**What is needed**
What follows is a listing; give it again exactly, in its entirety.

>> START Input records

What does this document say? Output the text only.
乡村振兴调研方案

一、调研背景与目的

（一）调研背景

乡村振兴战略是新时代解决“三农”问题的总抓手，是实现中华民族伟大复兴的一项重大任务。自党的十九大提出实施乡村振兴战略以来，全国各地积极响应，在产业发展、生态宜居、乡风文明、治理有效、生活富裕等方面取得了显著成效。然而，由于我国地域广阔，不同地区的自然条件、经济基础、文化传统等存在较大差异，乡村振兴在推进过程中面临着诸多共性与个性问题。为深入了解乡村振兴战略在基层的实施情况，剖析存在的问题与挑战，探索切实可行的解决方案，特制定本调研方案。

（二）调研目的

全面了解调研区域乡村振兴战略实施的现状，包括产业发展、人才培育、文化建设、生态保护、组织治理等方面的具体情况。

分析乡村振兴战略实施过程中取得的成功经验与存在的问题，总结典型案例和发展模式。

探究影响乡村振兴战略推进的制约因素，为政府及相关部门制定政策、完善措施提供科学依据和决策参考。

>> END Input records

**Written solution**
What does this document say? Output the text only.
乡村振兴调研方案

一、调研背景与目的

（一）调研背景

乡村振兴战略是新时代解决“三农”问题的总抓手，是实现中华民族伟大复兴的一项重大任务。自党的十九大提出实施乡村振兴战略以来，全国各地积极响应，在产业发展、生态宜居、乡风文明、治理有效、生活富裕等方面取得了显著成效。然而，由于我国地域广阔，不同地区的自然条件、经济基础、文化传统等存在较大差异，乡村振兴在推进过程中面临着诸多共性与个性问题。为深入了解乡村振兴战略在基层的实施情况，剖析存在的问题与挑战，探索切实可行的解决方案，特制定本调研方案。

（二）调研目的

全面了解调研区域乡村振兴战略实施的现状，包括产业发展、人才培育、文化建设、生态保护、组织治理等方面的具体情况。

分析乡村振兴战略实施过程中取得的成功经验与存在的问题，总结典型案例和发展模式。

探究影响乡村振兴战略推进的制约因素，为政府及相关部门制定政策、完善措施提供科学依据和决策参考。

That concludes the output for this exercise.